→ **What is asked**
Extract each line of the records below that contains the word "years".

→ **Working data**

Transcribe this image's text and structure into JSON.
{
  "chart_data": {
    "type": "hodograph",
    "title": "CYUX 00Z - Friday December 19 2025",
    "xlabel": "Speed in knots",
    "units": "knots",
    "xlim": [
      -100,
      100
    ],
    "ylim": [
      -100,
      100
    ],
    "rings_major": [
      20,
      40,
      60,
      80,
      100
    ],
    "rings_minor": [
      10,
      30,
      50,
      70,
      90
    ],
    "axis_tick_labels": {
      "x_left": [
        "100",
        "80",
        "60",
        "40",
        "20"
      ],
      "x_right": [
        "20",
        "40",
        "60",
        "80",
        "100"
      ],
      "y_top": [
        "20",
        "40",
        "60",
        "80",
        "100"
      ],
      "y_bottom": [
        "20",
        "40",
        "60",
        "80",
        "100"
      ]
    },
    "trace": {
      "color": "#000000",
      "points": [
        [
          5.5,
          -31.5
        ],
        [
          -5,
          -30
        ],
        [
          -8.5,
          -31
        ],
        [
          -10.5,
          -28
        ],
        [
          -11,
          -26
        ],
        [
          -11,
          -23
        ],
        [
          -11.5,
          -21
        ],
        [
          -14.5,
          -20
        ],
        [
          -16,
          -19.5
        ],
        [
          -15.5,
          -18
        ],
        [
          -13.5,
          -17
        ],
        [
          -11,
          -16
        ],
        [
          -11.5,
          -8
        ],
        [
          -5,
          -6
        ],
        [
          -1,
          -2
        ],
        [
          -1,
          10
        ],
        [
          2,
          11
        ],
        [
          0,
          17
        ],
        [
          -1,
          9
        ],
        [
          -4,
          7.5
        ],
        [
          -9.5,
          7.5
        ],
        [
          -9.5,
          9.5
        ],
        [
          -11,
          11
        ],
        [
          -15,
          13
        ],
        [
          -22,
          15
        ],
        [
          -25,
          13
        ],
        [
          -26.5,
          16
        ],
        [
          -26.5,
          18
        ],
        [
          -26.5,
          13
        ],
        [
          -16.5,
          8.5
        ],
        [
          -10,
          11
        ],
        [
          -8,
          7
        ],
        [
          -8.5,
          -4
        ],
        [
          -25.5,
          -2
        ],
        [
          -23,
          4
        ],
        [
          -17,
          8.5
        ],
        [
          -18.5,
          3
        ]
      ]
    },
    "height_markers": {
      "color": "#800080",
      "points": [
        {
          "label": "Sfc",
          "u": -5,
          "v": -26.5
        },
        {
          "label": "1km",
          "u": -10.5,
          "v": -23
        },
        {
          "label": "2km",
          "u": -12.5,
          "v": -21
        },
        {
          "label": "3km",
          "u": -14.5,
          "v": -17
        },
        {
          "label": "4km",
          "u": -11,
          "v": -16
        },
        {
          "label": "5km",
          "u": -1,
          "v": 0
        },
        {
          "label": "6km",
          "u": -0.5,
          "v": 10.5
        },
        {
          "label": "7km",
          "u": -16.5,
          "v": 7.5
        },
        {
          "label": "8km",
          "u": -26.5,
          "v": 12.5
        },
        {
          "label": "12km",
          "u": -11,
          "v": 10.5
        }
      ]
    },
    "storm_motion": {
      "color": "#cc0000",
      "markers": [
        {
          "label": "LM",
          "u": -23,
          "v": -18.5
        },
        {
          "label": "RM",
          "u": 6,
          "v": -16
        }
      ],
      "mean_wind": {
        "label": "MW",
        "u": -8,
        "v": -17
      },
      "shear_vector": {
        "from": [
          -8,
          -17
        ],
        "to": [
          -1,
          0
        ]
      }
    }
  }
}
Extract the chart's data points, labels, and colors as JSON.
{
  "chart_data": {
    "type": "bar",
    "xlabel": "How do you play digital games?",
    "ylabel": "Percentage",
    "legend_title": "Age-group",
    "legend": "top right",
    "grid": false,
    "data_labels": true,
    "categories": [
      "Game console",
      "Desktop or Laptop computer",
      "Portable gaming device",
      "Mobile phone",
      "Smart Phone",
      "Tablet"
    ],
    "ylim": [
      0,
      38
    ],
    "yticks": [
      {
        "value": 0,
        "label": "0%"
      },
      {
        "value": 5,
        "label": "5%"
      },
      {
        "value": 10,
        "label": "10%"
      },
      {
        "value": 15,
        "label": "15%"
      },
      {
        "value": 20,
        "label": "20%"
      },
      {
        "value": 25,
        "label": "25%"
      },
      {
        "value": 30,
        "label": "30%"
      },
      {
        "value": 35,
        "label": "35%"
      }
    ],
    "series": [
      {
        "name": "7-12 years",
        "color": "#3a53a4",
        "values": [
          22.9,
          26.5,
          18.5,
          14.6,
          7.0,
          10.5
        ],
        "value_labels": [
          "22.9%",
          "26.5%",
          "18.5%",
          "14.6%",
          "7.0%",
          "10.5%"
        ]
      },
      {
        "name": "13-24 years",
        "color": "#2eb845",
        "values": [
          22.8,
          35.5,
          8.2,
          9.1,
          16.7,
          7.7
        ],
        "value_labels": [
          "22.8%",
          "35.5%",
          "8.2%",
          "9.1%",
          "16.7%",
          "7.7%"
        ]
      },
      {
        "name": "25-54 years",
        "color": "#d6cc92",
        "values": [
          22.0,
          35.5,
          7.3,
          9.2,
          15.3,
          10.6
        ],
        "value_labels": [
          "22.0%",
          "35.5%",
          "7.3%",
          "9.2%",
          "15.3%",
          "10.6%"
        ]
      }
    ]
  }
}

→ **Answer for this exercise**
        "name": "7-12 years",
        "name": "13-24 years",
        "name": "25-54 years",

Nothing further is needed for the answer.